Work required:
From the article on human factors engineering, pull out everything from "How does HFE" down to "potential use errors.", word for word.

By Tressa Daniels
Human factors engineering (HFE), while certainly not new, is having a moment. This article explores the critical importance and methodologies of HFE, highlighting its pivotal role in enhancing safety, efficiency, and user satisfaction in the development of medical devices.
How does HFE accomplish these important goals? Simply put, by designing products that align with human capabilities, expectations, and limitations. HFE is particularly valuable in fields such as healthcare, aviation, and consumer electronics, where it can lead to significant improvements in usability, reduce the risk of use errors, and tailor devices to diverse user needs.
Before conducting usability testing in the design and development phase, several steps are necessary to optimize HFE. Initial research and observation are invaluable to understanding points of user confusion, workflows, workarounds, and environmental considerations involved with predicate or competitor products. This research can assist in identifying user needs as well as understanding user profiles and potential use errors.

Data for review:
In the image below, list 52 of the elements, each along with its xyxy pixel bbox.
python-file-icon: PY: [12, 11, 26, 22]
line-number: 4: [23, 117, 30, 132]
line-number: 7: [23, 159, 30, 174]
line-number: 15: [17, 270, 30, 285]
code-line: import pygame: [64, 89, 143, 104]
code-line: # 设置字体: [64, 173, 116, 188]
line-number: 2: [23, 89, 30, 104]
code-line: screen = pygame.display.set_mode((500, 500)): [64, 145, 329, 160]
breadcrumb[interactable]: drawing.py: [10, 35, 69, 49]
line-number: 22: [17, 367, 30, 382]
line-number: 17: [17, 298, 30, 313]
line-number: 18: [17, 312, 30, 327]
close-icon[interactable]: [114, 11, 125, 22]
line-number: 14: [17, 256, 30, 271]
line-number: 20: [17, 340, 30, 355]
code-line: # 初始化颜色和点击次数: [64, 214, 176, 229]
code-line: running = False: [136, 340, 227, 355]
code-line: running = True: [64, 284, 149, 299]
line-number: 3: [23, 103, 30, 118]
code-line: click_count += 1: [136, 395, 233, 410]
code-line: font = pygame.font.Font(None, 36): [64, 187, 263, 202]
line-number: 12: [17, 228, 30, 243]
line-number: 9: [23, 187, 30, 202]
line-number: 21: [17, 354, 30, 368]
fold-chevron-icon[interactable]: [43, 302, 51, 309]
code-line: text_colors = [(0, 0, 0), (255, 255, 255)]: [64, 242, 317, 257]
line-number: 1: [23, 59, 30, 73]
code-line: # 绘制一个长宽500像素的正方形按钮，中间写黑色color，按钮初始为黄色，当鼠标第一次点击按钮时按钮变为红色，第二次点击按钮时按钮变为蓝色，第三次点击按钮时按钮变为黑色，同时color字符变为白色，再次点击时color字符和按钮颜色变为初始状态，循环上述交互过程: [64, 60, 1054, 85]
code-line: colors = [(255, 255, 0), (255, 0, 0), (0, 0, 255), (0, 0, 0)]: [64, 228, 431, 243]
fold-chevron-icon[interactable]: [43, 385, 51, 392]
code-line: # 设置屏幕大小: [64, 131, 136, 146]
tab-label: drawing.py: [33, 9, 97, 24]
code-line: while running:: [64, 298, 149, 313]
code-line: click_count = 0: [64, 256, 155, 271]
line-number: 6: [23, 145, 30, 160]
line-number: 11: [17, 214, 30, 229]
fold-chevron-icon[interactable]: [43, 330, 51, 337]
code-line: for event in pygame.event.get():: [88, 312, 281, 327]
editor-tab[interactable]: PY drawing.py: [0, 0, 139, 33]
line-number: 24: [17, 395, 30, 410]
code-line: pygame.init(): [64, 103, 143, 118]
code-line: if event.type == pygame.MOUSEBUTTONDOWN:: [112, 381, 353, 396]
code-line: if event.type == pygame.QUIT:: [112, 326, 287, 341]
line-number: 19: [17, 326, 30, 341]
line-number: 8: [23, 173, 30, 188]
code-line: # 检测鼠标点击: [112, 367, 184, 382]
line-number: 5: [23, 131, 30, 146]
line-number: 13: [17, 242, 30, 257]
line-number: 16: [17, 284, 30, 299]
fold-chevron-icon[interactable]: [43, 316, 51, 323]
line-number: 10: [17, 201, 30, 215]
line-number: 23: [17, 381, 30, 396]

Written response:
How does HFE accomplish these important goals? Simply put, by designing products that align with human capabilities, expectations, and limitations. HFE is particularly valuable in fields such as healthcare, aviation, and consumer electronics, where it can lead to significant improvements in usability, reduce the risk of use errors, and tailor devices to diverse user needs.
Before conducting usability testing in the design and development phase, several steps are necessary to optimize HFE. Initial research and observation are invaluable to understanding points of user confusion, workflows, workarounds, and environmental considerations involved with predicate or competitor products. This research can assist in identifying user needs as well as understanding user profiles and potential use errors.